[Task to complete] Review the material and extract every line in which the word "TetherUS" occurs.

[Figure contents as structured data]
begin
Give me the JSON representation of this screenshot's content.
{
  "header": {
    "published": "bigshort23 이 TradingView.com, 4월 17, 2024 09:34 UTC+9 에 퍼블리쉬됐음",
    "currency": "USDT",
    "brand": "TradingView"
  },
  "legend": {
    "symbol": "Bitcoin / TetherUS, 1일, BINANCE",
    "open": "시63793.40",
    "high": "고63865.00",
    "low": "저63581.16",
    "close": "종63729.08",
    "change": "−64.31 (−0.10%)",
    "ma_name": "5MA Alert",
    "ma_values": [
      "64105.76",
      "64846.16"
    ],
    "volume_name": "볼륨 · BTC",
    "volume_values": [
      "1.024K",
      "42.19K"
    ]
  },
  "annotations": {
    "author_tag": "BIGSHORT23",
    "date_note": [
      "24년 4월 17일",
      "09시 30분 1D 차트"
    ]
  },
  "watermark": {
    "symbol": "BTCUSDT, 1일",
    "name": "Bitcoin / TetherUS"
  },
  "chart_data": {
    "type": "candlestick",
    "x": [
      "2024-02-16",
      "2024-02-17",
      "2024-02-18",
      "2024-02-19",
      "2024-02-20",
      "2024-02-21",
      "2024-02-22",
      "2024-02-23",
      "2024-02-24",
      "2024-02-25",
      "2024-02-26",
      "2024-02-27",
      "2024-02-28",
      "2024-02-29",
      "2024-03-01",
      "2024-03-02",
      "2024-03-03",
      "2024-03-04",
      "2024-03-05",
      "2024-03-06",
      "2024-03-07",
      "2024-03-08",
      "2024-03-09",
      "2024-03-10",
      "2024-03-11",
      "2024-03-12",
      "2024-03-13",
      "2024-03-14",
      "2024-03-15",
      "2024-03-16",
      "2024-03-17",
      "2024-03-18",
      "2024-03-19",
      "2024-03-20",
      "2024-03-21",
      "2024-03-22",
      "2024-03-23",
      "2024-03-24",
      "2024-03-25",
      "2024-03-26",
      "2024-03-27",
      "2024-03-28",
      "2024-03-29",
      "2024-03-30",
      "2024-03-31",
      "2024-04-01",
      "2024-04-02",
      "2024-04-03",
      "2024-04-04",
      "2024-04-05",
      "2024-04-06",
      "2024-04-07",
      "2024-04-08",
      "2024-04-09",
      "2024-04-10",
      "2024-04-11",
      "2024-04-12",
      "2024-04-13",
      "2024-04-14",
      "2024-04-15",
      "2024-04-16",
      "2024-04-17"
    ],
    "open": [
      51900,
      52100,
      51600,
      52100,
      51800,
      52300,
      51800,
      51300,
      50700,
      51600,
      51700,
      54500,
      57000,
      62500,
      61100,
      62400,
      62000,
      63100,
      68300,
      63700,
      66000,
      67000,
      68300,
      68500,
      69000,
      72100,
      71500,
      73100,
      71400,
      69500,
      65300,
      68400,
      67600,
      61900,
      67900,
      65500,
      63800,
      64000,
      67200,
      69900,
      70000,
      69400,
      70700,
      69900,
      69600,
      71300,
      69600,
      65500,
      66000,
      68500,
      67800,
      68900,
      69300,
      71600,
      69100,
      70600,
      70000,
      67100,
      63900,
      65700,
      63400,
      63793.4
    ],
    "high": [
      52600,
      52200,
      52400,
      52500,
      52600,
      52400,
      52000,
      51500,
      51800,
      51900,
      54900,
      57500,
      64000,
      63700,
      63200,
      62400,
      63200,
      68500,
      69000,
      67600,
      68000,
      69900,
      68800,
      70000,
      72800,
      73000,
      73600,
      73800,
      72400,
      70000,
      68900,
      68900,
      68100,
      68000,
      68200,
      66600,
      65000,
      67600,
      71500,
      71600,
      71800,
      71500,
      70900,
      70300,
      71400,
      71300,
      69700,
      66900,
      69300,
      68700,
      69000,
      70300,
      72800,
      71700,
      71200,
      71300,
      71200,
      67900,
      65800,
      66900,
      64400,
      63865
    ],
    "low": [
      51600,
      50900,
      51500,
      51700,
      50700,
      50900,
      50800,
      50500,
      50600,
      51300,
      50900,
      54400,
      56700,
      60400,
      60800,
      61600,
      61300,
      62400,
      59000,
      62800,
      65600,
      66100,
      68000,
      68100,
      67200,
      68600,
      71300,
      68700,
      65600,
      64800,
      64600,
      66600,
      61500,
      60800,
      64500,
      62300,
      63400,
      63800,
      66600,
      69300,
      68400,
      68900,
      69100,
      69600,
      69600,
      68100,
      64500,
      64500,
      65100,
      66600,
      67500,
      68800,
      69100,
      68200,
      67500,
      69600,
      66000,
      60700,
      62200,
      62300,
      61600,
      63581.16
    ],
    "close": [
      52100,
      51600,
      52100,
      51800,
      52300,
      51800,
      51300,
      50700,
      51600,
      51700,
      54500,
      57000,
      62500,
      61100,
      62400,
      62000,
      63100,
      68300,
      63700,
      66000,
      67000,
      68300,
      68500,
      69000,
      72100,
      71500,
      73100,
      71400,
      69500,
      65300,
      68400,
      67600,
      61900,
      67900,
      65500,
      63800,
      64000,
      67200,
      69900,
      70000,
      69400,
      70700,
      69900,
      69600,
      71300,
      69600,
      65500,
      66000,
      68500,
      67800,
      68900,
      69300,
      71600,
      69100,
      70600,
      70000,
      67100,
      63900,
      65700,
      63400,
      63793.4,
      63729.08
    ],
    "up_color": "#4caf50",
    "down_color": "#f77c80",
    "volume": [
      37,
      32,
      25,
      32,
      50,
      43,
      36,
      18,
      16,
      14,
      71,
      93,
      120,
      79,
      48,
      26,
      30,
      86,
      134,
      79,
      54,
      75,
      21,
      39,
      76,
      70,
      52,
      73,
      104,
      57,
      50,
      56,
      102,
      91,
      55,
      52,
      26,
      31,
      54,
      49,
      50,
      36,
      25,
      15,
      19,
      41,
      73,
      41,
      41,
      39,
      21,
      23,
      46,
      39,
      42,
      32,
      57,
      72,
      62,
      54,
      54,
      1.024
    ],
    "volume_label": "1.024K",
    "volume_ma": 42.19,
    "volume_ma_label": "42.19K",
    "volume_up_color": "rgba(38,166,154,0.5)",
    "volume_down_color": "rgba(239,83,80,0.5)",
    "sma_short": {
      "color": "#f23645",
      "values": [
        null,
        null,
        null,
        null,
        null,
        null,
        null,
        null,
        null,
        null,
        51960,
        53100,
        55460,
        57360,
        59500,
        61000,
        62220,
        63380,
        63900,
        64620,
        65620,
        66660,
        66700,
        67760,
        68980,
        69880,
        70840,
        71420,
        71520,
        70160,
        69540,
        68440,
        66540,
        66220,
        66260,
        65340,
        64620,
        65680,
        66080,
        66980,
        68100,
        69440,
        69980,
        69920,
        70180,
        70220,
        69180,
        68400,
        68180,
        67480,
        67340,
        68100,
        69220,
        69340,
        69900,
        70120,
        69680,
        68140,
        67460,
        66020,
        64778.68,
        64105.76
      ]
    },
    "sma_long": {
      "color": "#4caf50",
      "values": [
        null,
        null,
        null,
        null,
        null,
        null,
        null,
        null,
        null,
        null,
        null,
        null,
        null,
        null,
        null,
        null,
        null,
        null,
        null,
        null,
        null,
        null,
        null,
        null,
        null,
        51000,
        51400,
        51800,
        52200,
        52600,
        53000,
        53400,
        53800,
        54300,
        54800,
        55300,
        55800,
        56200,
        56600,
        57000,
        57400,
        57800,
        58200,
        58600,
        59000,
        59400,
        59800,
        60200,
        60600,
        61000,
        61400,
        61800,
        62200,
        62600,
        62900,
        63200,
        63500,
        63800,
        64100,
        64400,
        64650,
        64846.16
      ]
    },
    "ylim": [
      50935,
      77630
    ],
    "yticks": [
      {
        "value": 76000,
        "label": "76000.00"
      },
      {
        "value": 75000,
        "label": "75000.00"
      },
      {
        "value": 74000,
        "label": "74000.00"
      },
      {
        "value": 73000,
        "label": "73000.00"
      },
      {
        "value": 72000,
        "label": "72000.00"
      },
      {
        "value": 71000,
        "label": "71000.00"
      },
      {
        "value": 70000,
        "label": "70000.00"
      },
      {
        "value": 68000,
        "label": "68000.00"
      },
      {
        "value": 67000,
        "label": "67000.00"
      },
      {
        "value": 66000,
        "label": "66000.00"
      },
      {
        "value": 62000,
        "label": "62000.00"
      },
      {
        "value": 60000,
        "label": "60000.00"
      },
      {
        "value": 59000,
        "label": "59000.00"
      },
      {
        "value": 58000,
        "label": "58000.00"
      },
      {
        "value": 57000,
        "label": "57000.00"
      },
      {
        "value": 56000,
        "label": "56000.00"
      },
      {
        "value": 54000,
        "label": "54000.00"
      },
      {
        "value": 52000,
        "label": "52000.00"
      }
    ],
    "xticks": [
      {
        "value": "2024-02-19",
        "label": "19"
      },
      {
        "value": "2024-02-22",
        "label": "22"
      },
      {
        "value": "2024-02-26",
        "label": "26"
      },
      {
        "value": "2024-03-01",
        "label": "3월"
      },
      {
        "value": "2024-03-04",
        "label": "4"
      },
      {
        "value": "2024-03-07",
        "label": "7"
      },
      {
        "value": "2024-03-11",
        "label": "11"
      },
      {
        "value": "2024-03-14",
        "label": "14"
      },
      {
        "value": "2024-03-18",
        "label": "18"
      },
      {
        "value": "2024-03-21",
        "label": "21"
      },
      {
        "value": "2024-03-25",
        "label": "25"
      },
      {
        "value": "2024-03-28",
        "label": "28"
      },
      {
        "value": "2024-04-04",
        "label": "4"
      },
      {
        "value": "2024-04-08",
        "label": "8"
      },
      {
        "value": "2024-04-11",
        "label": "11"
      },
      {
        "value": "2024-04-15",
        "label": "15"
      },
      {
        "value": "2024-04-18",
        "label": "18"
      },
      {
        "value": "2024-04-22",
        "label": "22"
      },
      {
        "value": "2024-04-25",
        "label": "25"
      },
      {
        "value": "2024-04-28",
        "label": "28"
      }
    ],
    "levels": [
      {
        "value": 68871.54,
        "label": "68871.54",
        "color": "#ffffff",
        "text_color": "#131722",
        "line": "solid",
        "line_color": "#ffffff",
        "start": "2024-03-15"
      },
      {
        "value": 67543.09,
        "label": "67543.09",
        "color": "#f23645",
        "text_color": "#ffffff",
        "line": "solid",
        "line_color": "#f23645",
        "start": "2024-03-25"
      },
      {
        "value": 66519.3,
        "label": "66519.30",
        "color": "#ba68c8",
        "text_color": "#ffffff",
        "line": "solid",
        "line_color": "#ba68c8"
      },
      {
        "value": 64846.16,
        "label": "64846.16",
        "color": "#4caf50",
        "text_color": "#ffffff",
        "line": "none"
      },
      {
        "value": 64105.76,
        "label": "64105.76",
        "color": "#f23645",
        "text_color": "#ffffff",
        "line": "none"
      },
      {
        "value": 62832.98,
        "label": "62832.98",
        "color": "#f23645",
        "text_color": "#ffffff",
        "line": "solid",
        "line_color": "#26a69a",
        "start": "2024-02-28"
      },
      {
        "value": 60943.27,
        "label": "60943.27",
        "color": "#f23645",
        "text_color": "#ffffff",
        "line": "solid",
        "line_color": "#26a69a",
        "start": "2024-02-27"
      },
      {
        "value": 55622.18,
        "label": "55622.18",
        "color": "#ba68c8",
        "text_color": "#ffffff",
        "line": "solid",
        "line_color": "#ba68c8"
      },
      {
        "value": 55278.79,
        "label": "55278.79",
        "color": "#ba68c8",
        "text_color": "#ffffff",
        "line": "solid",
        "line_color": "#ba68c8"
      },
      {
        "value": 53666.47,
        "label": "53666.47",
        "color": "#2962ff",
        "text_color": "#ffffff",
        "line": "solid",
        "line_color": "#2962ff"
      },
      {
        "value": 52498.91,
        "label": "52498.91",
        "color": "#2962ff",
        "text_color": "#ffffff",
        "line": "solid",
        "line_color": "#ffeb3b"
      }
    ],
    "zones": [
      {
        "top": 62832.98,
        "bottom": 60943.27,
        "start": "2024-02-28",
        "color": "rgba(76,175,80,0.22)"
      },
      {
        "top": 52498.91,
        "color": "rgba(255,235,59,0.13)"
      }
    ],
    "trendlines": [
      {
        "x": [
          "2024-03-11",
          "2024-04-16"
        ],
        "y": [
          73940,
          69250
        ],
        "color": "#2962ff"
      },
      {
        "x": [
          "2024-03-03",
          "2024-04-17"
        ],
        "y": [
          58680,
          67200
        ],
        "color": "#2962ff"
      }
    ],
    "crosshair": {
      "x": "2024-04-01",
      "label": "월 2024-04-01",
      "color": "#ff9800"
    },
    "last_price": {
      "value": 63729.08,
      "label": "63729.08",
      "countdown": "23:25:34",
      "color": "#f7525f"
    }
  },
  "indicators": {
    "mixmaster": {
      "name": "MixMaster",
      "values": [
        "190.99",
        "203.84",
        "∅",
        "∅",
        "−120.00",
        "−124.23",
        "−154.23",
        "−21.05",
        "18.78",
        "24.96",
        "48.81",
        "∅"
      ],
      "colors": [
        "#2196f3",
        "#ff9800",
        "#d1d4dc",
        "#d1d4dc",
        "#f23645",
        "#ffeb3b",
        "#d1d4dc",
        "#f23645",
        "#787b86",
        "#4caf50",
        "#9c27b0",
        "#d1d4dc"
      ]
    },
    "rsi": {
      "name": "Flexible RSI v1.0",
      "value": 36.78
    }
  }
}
end
[Complete answer]
    "symbol": "Bitcoin / TetherUS, 1일, BINANCE",
    "name": "Bitcoin / TetherUS"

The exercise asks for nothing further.